Requisitos del problema —
Por favor, copia el fragmento del artículo que comienza con "Atravesamos una zona" y acaba con "golpe de badajo.", y sustituye en él "Barcelona" por "Madrid".
── Artículo ──
On the road. De nuevo. Pasamos por dos poblaciones de vascos. Bakerville y Wasco. Allí se concentraron los pastores de ganado, los más reputados del país, y creo que hasta celebran el Aberri Eguna como buenos euskaldunes y juegan a la pelota vasca en los frontones.
─Podríamos habernos quedado a comer en Bakerville─le digo a M.J. cuando dejamos el rótulo que indica la salida a la ciudad a nuestras espaldas─ Unas angulitas y una merluza a la koskera─sueño.
─¿Comen bien los vascos?
─Son los que mejor comen de España. Supongo que habrán mantenido la tradición en Estados Unidos.
Aquí hay rusos, daneses, noruegos, italianos, gallegos, vascos…Es Estados Unidos, un experimento de mezclar todas las razas y nacionalidades del mundo que ha salido bien dentro de lo que cabe.
Atravesamos una zona agrícola pasado Wasco. Hasta el horizonte se extienden cultivos de arroz, trigo, patatas, naranjos, viñedos…Aquí la agricultura es industrial, nada que ver con los latifundios o minifundios de España. El campo es una fábrica de hortalizas a destajo. Los agricultores son multimillonarios que tienen extensiones tan grandes como la ciudad de Barcelona con los más variados cultivos y usan cosechadoras de cíclope. California es la despensa de Estados Unidos. A los campos de cultivo siguen las vaquerías, recintos vallados en donde miles de vacas frisonas comen pienso en sus pesebres, apelotonándose. No son las vacas felices del Valle de Arán que andan sueltas por las montañas, integradas en su paisaje, y comen hierba fresca a golpe de badajo.
───
── Contenido del listado ──
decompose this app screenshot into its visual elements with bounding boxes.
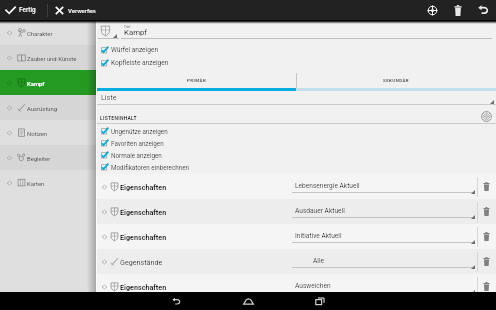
───
Respuesta esperada —
Atravesamos una zona agrícola pasado Wasco. Hasta el horizonte se extienden cultivos de arroz, trigo, patatas, naranjos, viñedos…Aquí la agricultura es industrial, nada que ver con los latifundios o minifundios de España. El campo es una fábrica de hortalizas a destajo. Los agricultores son multimillonarios que tienen extensiones tan grandes como la ciudad de Madrid con los más variados cultivos y usan cosechadoras de cíclope. California es la despensa de Estados Unidos. A los campos de cultivo siguen las vaquerías, recintos vallados en donde miles de vacas frisonas comen pienso en sus pesebres, apelotonándose. No son las vacas felices del Valle de Arán que andan sueltas por las montañas, integradas en su paisaje, y comen hierba fresca a golpe de badajo.